**WHAT IS NEEDED:** Under this task are some entries; return every one of them exactly.

* start ITEMS *

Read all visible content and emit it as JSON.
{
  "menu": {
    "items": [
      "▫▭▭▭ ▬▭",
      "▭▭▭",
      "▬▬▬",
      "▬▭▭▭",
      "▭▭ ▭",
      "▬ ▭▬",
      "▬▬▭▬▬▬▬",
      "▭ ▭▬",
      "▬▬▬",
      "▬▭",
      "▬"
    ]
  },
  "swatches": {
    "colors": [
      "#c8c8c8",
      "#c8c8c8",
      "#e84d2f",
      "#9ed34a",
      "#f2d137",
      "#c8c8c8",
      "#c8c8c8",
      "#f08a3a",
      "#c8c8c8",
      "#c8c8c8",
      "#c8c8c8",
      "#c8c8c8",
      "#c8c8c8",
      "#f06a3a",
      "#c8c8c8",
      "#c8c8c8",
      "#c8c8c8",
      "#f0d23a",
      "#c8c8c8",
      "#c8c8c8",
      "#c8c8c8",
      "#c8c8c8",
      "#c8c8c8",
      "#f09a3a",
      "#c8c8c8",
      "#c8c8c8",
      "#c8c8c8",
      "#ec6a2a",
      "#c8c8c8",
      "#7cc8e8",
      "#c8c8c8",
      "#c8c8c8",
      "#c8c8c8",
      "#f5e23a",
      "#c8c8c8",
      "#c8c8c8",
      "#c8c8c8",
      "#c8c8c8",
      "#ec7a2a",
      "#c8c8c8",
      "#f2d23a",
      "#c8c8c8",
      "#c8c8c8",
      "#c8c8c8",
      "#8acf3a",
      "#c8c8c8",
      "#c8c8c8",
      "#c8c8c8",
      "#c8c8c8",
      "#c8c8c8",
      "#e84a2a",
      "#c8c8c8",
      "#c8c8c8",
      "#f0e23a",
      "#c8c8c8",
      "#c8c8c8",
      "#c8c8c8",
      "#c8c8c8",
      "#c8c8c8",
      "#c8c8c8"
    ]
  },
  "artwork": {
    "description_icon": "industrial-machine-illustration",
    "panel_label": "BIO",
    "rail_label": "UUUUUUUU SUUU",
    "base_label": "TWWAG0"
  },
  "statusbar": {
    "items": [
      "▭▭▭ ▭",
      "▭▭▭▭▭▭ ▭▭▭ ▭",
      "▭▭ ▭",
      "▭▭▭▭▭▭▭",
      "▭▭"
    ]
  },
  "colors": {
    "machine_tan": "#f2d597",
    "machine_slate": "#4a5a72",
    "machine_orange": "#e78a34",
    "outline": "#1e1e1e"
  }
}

* end ITEMS *

**TASK ANSWER:**
Read all visible content and emit it as JSON.
{
  "menu": {
    "items": [
      "▫▭▭▭ ▬▭",
      "▭▭▭",
      "▬▬▬",
      "▬▭▭▭",
      "▭▭ ▭",
      "▬ ▭▬",
      "▬▬▭▬▬▬▬",
      "▭ ▭▬",
      "▬▬▬",
      "▬▭",
      "▬"
    ]
  },
  "swatches": {
    "colors": [
      "#c8c8c8",
      "#c8c8c8",
      "#e84d2f",
      "#9ed34a",
      "#f2d137",
      "#c8c8c8",
      "#c8c8c8",
      "#f08a3a",
      "#c8c8c8",
      "#c8c8c8",
      "#c8c8c8",
      "#c8c8c8",
      "#c8c8c8",
      "#f06a3a",
      "#c8c8c8",
      "#c8c8c8",
      "#c8c8c8",
      "#f0d23a",
      "#c8c8c8",
      "#c8c8c8",
      "#c8c8c8",
      "#c8c8c8",
      "#c8c8c8",
      "#f09a3a",
      "#c8c8c8",
      "#c8c8c8",
      "#c8c8c8",
      "#ec6a2a",
      "#c8c8c8",
      "#7cc8e8",
      "#c8c8c8",
      "#c8c8c8",
      "#c8c8c8",
      "#f5e23a",
      "#c8c8c8",
      "#c8c8c8",
      "#c8c8c8",
      "#c8c8c8",
      "#ec7a2a",
      "#c8c8c8",
      "#f2d23a",
      "#c8c8c8",
      "#c8c8c8",
      "#c8c8c8",
      "#8acf3a",
      "#c8c8c8",
      "#c8c8c8",
      "#c8c8c8",
      "#c8c8c8",
      "#c8c8c8",
      "#e84a2a",
      "#c8c8c8",
      "#c8c8c8",
      "#f0e23a",
      "#c8c8c8",
      "#c8c8c8",
      "#c8c8c8",
      "#c8c8c8",
      "#c8c8c8",
      "#c8c8c8"
    ]
  },
  "artwork": {
    "description_icon": "industrial-machine-illustration",
    "panel_label": "BIO",
    "rail_label": "UUUUUUUU SUUU",
    "base_label": "TWWAG0"
  },
  "statusbar": {
    "items": [
      "▭▭▭ ▭",
      "▭▭▭▭▭▭ ▭▭▭ ▭",
      "▭▭ ▭",
      "▭▭▭▭▭▭▭",
      "▭▭"
    ]
  },
  "colors": {
    "machine_tan": "#f2d597",
    "machine_slate": "#4a5a72",
    "machine_orange": "#e78a34",
    "outline": "#1e1e1e"
  }
}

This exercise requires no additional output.